The exercise >> Check every line of the material below for the string "questions", and return the ones that have it.

Extracted entries >>
..........

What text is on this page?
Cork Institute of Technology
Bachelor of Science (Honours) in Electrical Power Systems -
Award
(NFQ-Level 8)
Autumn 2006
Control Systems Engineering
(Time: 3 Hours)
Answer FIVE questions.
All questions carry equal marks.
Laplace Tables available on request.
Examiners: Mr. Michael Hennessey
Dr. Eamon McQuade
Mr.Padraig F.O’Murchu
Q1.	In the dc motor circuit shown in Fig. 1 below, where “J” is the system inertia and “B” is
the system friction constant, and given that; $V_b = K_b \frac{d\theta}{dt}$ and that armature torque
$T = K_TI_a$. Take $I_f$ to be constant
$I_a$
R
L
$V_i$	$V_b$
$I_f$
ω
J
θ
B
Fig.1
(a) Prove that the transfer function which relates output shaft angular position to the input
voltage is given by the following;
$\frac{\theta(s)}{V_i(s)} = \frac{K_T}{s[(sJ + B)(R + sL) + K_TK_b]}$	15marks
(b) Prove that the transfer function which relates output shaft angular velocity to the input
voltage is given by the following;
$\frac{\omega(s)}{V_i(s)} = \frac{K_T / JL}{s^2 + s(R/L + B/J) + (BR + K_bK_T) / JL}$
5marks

..........

Worked solution >>
Answer FIVE questions.
All questions carry equal marks.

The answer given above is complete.